=== WRITTEN TASK ===
Give every line back verbatim, dropping all images.

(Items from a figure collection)
- - -
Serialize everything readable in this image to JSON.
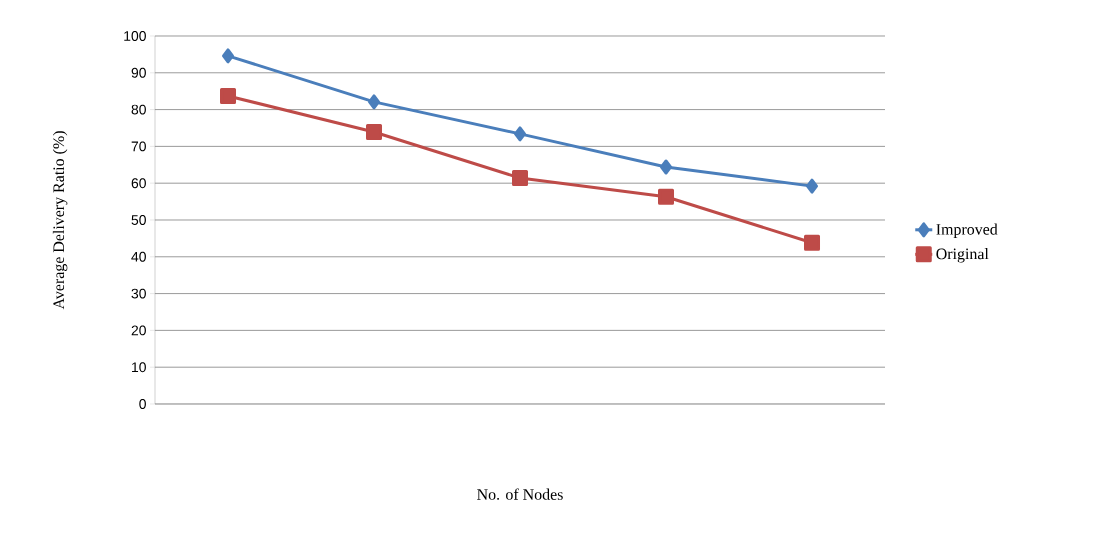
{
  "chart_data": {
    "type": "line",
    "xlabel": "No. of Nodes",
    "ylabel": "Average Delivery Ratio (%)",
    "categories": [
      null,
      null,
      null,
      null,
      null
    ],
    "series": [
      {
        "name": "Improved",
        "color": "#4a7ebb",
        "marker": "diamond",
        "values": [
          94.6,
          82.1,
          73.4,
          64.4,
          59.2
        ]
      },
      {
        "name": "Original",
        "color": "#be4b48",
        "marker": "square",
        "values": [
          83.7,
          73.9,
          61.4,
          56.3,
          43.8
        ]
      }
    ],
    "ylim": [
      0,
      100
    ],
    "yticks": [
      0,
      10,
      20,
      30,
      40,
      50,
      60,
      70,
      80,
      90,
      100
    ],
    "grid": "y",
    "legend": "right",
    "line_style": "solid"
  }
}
- - -
=== ANSWER IN FULL ===
Serialize everything readable in this image to JSON.
{
  "chart_data": {
    "type": "line",
    "xlabel": "No. of Nodes",
    "ylabel": "Average Delivery Ratio (%)",
    "categories": [
      null,
      null,
      null,
      null,
      null
    ],
    "series": [
      {
        "name": "Improved",
        "color": "#4a7ebb",
        "marker": "diamond",
        "values": [
          94.6,
          82.1,
          73.4,
          64.4,
          59.2
        ]
      },
      {
        "name": "Original",
        "color": "#be4b48",
        "marker": "square",
        "values": [
          83.7,
          73.9,
          61.4,
          56.3,
          43.8
        ]
      }
    ],
    "ylim": [
      0,
      100
    ],
    "yticks": [
      0,
      10,
      20,
      30,
      40,
      50,
      60,
      70,
      80,
      90,
      100
    ],
    "grid": "y",
    "legend": "right",
    "line_style": "solid"
  }
}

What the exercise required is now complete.